• SET PROBLEM:
Copy each line of the material below that includes the string "representation".
****
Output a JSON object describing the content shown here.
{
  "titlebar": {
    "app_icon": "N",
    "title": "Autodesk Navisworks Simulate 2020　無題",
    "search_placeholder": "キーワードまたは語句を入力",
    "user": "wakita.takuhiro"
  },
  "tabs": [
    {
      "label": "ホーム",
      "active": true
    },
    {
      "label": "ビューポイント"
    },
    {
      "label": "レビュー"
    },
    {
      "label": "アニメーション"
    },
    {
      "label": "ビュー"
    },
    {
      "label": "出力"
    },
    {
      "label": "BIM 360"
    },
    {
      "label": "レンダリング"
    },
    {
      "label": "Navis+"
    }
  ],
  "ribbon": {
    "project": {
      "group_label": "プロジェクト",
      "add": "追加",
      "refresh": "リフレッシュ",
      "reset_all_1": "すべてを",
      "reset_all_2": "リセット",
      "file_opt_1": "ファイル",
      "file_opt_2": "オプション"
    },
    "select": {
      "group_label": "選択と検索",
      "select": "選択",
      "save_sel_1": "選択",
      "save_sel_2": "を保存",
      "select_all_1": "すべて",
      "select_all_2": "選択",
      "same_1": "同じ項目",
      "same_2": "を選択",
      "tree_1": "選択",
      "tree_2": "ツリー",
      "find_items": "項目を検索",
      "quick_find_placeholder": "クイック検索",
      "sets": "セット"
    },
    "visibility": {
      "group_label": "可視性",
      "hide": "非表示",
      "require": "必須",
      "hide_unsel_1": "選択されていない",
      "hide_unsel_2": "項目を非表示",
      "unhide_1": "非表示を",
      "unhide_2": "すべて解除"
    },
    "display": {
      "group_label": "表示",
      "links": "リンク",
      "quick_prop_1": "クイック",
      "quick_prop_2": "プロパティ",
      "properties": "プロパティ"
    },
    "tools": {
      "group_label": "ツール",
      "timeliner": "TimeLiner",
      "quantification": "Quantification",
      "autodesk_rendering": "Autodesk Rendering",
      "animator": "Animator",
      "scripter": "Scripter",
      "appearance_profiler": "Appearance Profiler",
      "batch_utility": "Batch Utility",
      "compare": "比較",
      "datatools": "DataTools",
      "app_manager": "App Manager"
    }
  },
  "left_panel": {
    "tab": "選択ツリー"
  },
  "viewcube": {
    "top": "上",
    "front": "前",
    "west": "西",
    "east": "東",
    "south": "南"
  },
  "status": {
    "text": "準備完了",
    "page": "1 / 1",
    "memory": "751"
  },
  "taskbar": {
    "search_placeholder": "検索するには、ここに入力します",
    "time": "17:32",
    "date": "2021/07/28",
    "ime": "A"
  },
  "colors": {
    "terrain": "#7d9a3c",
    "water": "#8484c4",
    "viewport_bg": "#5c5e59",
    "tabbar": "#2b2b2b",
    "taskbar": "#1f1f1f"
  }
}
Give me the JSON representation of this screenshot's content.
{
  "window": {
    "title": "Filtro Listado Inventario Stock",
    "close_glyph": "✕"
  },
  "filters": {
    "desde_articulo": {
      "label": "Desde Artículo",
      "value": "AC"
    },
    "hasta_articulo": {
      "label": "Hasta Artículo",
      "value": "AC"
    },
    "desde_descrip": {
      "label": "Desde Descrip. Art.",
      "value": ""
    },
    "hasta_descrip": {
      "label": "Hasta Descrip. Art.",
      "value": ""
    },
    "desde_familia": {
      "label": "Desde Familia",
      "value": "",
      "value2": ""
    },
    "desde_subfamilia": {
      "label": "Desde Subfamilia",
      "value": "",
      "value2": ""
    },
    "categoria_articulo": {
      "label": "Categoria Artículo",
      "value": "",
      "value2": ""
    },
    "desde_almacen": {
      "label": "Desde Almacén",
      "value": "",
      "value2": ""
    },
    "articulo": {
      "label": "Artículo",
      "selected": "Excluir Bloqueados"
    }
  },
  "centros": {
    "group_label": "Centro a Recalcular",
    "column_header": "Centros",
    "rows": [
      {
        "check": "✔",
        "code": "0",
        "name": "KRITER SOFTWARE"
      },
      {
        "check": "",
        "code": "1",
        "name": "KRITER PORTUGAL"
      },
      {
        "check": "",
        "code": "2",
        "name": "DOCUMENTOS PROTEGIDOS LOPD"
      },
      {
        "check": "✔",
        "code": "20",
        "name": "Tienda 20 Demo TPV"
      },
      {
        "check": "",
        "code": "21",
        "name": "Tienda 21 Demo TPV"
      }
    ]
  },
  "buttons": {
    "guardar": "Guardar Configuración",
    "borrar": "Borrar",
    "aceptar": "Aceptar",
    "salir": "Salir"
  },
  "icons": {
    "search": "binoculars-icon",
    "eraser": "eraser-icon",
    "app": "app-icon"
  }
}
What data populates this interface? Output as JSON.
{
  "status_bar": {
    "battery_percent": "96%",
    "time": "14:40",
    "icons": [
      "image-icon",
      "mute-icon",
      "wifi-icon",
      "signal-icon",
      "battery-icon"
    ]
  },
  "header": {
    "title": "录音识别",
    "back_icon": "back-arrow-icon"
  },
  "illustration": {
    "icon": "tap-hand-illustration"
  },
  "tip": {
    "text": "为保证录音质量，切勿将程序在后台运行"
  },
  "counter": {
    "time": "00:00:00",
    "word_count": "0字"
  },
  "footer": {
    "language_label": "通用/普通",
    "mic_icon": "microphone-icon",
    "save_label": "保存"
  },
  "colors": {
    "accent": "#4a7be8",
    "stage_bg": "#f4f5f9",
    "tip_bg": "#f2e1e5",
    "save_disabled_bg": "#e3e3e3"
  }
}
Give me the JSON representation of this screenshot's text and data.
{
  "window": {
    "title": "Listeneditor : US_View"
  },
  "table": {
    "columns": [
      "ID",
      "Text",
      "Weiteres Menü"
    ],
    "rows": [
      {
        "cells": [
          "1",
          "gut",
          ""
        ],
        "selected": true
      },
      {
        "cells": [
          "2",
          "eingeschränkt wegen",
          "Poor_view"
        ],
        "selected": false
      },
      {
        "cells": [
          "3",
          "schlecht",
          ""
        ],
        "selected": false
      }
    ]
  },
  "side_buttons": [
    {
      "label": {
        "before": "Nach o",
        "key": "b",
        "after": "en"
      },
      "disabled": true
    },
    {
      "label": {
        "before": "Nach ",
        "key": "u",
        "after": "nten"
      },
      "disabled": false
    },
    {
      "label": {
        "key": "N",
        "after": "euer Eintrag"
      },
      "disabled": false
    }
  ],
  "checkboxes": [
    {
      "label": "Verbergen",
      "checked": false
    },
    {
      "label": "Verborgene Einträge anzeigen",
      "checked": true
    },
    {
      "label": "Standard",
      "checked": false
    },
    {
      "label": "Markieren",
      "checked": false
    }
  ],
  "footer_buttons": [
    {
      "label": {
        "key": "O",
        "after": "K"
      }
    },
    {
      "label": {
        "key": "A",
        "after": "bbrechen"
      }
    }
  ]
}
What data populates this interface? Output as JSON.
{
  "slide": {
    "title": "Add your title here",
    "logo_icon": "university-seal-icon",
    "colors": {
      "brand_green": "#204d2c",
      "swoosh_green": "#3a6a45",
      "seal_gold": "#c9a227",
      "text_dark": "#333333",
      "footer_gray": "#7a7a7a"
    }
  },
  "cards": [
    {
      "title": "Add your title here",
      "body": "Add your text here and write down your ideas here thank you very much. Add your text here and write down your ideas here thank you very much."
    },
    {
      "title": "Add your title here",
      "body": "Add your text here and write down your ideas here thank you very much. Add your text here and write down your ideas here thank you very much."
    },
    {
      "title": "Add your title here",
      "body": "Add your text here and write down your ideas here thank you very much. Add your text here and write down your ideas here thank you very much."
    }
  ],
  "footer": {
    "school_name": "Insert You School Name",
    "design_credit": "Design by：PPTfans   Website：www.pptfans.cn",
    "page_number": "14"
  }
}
****
• WRITTEN REPLY:
Give me the JSON representation of this screenshot's content.
Give me the JSON representation of this screenshot's text and data.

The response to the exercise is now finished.